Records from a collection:
* BEGIN *

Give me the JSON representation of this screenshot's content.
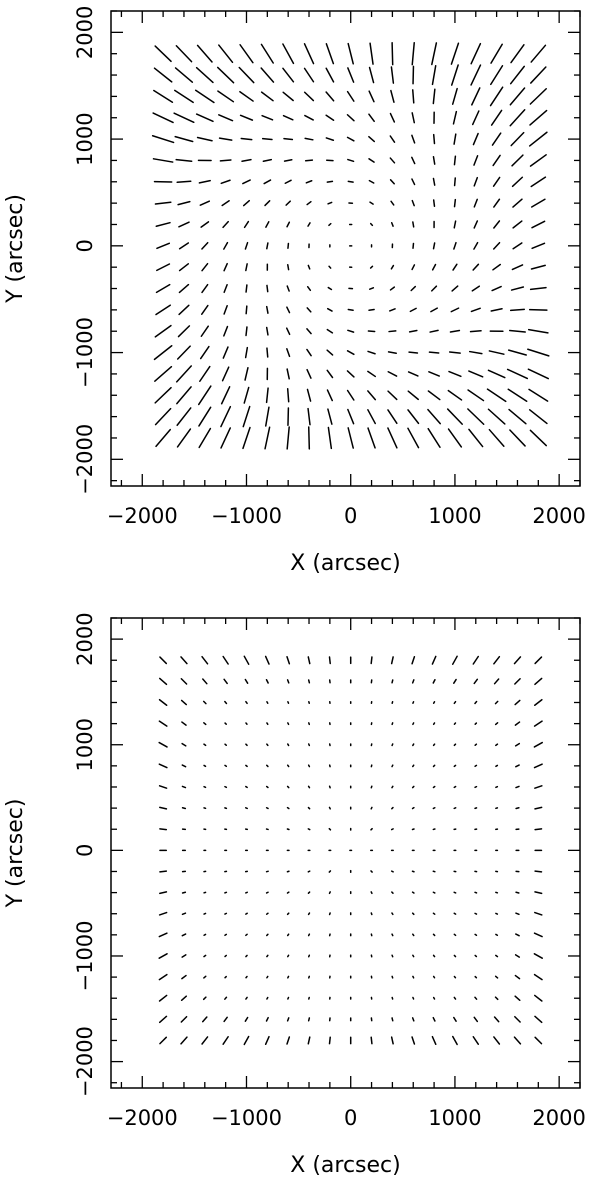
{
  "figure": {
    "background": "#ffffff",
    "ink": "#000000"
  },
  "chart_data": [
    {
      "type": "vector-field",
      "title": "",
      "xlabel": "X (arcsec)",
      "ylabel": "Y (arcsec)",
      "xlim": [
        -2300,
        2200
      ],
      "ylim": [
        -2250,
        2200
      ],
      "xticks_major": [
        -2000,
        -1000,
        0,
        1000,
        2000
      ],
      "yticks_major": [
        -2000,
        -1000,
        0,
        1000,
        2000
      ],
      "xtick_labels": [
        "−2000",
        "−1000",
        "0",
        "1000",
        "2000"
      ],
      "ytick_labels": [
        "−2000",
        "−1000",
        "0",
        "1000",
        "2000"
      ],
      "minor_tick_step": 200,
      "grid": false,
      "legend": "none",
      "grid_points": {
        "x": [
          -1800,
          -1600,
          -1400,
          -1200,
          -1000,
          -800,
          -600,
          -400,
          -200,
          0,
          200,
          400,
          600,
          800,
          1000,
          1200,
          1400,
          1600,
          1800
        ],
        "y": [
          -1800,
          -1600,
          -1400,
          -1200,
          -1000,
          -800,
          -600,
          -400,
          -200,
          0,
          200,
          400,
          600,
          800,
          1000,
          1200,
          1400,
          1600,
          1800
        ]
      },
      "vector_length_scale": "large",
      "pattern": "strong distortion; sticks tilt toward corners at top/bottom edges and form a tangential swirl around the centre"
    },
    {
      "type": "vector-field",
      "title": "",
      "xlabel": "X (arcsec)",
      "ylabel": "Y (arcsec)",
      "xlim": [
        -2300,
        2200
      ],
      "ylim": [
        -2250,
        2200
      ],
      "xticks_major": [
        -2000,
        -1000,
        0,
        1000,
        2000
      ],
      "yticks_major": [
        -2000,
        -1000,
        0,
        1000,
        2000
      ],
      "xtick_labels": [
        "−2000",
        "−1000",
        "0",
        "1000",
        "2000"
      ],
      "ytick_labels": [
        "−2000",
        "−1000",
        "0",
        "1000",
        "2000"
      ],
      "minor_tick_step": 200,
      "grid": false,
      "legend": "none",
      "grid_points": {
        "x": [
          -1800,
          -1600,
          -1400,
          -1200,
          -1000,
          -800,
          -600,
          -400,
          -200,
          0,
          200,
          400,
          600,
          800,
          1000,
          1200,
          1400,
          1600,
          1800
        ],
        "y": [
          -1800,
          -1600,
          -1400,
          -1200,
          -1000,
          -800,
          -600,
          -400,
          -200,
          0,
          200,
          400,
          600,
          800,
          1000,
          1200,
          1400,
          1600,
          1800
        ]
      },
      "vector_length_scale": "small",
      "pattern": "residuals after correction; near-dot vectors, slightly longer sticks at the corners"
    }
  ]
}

* END *

### [What you will do]
Each line in the entries above that includes the string "sticks" should be extracted.

### [Exercise answer]
      "pattern": "strong distortion; sticks tilt toward corners at top/bottom edges and form a tangential swirl around the centre"
      "pattern": "residuals after correction; near-dot vectors, slightly longer sticks at the corners"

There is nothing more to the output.